▸ **Exercise data**
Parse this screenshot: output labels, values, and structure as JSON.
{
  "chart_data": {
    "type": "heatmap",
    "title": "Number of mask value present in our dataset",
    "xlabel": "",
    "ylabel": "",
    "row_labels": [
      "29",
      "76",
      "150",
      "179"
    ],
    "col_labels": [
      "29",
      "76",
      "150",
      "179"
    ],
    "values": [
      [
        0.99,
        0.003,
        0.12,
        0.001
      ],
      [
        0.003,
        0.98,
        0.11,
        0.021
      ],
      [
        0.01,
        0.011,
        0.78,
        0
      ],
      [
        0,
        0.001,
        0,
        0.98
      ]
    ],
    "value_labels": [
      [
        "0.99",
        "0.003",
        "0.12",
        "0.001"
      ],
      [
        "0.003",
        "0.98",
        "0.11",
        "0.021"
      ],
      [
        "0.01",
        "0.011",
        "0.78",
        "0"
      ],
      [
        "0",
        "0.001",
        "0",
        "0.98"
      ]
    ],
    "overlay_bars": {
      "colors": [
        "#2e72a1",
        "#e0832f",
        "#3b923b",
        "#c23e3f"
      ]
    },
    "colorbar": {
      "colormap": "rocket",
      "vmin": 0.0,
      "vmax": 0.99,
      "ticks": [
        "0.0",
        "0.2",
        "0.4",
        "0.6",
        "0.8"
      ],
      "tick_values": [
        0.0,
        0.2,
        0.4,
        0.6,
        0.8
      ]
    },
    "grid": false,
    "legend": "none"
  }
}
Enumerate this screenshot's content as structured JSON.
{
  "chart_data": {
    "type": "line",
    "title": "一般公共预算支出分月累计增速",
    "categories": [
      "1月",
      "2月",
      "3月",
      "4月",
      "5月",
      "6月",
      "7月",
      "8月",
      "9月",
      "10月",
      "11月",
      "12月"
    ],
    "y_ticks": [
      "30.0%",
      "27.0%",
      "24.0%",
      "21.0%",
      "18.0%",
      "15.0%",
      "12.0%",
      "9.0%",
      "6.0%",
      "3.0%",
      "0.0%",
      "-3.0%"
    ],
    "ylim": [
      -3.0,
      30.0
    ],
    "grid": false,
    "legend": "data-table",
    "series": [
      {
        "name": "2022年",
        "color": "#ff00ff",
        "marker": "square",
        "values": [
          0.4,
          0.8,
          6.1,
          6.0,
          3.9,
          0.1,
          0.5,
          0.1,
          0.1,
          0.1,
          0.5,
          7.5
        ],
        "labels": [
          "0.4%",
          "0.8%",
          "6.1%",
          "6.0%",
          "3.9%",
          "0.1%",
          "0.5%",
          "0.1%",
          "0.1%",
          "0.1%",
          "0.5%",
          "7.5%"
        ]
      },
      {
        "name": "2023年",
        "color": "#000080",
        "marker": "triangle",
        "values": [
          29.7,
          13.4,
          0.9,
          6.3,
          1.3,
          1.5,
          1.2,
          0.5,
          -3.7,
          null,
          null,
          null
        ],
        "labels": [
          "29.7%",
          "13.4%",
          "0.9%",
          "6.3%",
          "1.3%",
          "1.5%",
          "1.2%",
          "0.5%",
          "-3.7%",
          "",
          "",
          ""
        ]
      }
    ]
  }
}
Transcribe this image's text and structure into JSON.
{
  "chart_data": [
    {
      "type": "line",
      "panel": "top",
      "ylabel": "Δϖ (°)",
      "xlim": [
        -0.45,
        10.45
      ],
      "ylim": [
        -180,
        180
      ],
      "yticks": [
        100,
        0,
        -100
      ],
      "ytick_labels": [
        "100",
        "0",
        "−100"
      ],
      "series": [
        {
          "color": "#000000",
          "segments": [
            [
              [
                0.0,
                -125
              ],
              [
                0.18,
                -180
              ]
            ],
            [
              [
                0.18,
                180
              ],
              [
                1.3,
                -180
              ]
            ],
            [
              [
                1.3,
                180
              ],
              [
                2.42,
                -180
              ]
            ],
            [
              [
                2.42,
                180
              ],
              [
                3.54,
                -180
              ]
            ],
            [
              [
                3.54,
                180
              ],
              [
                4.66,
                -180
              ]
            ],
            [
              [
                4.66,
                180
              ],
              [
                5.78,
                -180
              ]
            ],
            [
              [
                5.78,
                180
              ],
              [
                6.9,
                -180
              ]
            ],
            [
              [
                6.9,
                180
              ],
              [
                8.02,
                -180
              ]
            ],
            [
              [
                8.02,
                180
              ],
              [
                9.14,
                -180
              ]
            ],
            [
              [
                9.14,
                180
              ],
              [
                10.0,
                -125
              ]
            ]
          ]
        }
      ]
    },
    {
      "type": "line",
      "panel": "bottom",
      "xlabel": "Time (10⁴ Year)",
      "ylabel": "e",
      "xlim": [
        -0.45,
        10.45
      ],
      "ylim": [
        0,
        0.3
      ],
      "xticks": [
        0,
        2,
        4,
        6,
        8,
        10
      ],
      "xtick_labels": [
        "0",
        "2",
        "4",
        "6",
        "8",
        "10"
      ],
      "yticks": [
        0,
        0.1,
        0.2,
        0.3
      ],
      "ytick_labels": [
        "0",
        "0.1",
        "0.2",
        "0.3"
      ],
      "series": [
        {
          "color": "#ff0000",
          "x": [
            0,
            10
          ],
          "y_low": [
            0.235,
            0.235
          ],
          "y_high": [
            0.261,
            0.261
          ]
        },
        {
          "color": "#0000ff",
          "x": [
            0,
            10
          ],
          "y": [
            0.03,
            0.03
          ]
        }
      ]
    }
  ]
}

▸ **What is required**
Each of the records should be retyped exactly.

▸ **Worked solution**
Parse this screenshot: output labels, values, and structure as JSON.
{
  "chart_data": {
    "type": "heatmap",
    "title": "Number of mask value present in our dataset",
    "xlabel": "",
    "ylabel": "",
    "row_labels": [
      "29",
      "76",
      "150",
      "179"
    ],
    "col_labels": [
      "29",
      "76",
      "150",
      "179"
    ],
    "values": [
      [
        0.99,
        0.003,
        0.12,
        0.001
      ],
      [
        0.003,
        0.98,
        0.11,
        0.021
      ],
      [
        0.01,
        0.011,
        0.78,
        0
      ],
      [
        0,
        0.001,
        0,
        0.98
      ]
    ],
    "value_labels": [
      [
        "0.99",
        "0.003",
        "0.12",
        "0.001"
      ],
      [
        "0.003",
        "0.98",
        "0.11",
        "0.021"
      ],
      [
        "0.01",
        "0.011",
        "0.78",
        "0"
      ],
      [
        "0",
        "0.001",
        "0",
        "0.98"
      ]
    ],
    "overlay_bars": {
      "colors": [
        "#2e72a1",
        "#e0832f",
        "#3b923b",
        "#c23e3f"
      ]
    },
    "colorbar": {
      "colormap": "rocket",
      "vmin": 0.0,
      "vmax": 0.99,
      "ticks": [
        "0.0",
        "0.2",
        "0.4",
        "0.6",
        "0.8"
      ],
      "tick_values": [
        0.0,
        0.2,
        0.4,
        0.6,
        0.8
      ]
    },
    "grid": false,
    "legend": "none"
  }
}
Enumerate this screenshot's content as structured JSON.
{
  "chart_data": {
    "type": "line",
    "title": "一般公共预算支出分月累计增速",
    "categories": [
      "1月",
      "2月",
      "3月",
      "4月",
      "5月",
      "6月",
      "7月",
      "8月",
      "9月",
      "10月",
      "11月",
      "12月"
    ],
    "y_ticks": [
      "30.0%",
      "27.0%",
      "24.0%",
      "21.0%",
      "18.0%",
      "15.0%",
      "12.0%",
      "9.0%",
      "6.0%",
      "3.0%",
      "0.0%",
      "-3.0%"
    ],
    "ylim": [
      -3.0,
      30.0
    ],
    "grid": false,
    "legend": "data-table",
    "series": [
      {
        "name": "2022年",
        "color": "#ff00ff",
        "marker": "square",
        "values": [
          0.4,
          0.8,
          6.1,
          6.0,
          3.9,
          0.1,
          0.5,
          0.1,
          0.1,
          0.1,
          0.5,
          7.5
        ],
        "labels": [
          "0.4%",
          "0.8%",
          "6.1%",
          "6.0%",
          "3.9%",
          "0.1%",
          "0.5%",
          "0.1%",
          "0.1%",
          "0.1%",
          "0.5%",
          "7.5%"
        ]
      },
      {
        "name": "2023年",
        "color": "#000080",
        "marker": "triangle",
        "values": [
          29.7,
          13.4,
          0.9,
          6.3,
          1.3,
          1.5,
          1.2,
          0.5,
          -3.7,
          null,
          null,
          null
        ],
        "labels": [
          "29.7%",
          "13.4%",
          "0.9%",
          "6.3%",
          "1.3%",
          "1.5%",
          "1.2%",
          "0.5%",
          "-3.7%",
          "",
          "",
          ""
        ]
      }
    ]
  }
}
Transcribe this image's text and structure into JSON.
{
  "chart_data": [
    {
      "type": "line",
      "panel": "top",
      "ylabel": "Δϖ (°)",
      "xlim": [
        -0.45,
        10.45
      ],
      "ylim": [
        -180,
        180
      ],
      "yticks": [
        100,
        0,
        -100
      ],
      "ytick_labels": [
        "100",
        "0",
        "−100"
      ],
      "series": [
        {
          "color": "#000000",
          "segments": [
            [
              [
                0.0,
                -125
              ],
              [
                0.18,
                -180
              ]
            ],
            [
              [
                0.18,
                180
              ],
              [
                1.3,
                -180
              ]
            ],
            [
              [
                1.3,
                180
              ],
              [
                2.42,
                -180
              ]
            ],
            [
              [
                2.42,
                180
              ],
              [
                3.54,
                -180
              ]
            ],
            [
              [
                3.54,
                180
              ],
              [
                4.66,
                -180
              ]
            ],
            [
              [
                4.66,
                180
              ],
              [
                5.78,
                -180
              ]
            ],
            [
              [
                5.78,
                180
              ],
              [
                6.9,
                -180
              ]
            ],
            [
              [
                6.9,
                180
              ],
              [
                8.02,
                -180
              ]
            ],
            [
              [
                8.02,
                180
              ],
              [
                9.14,
                -180
              ]
            ],
            [
              [
                9.14,
                180
              ],
              [
                10.0,
                -125
              ]
            ]
          ]
        }
      ]
    },
    {
      "type": "line",
      "panel": "bottom",
      "xlabel": "Time (10⁴ Year)",
      "ylabel": "e",
      "xlim": [
        -0.45,
        10.45
      ],
      "ylim": [
        0,
        0.3
      ],
      "xticks": [
        0,
        2,
        4,
        6,
        8,
        10
      ],
      "xtick_labels": [
        "0",
        "2",
        "4",
        "6",
        "8",
        "10"
      ],
      "yticks": [
        0,
        0.1,
        0.2,
        0.3
      ],
      "ytick_labels": [
        "0",
        "0.1",
        "0.2",
        "0.3"
      ],
      "series": [
        {
          "color": "#ff0000",
          "x": [
            0,
            10
          ],
          "y_low": [
            0.235,
            0.235
          ],
          "y_high": [
            0.261,
            0.261
          ]
        },
        {
          "color": "#0000ff",
          "x": [
            0,
            10
          ],
          "y": [
            0.03,
            0.03
          ]
        }
      ]
    }
  ]
}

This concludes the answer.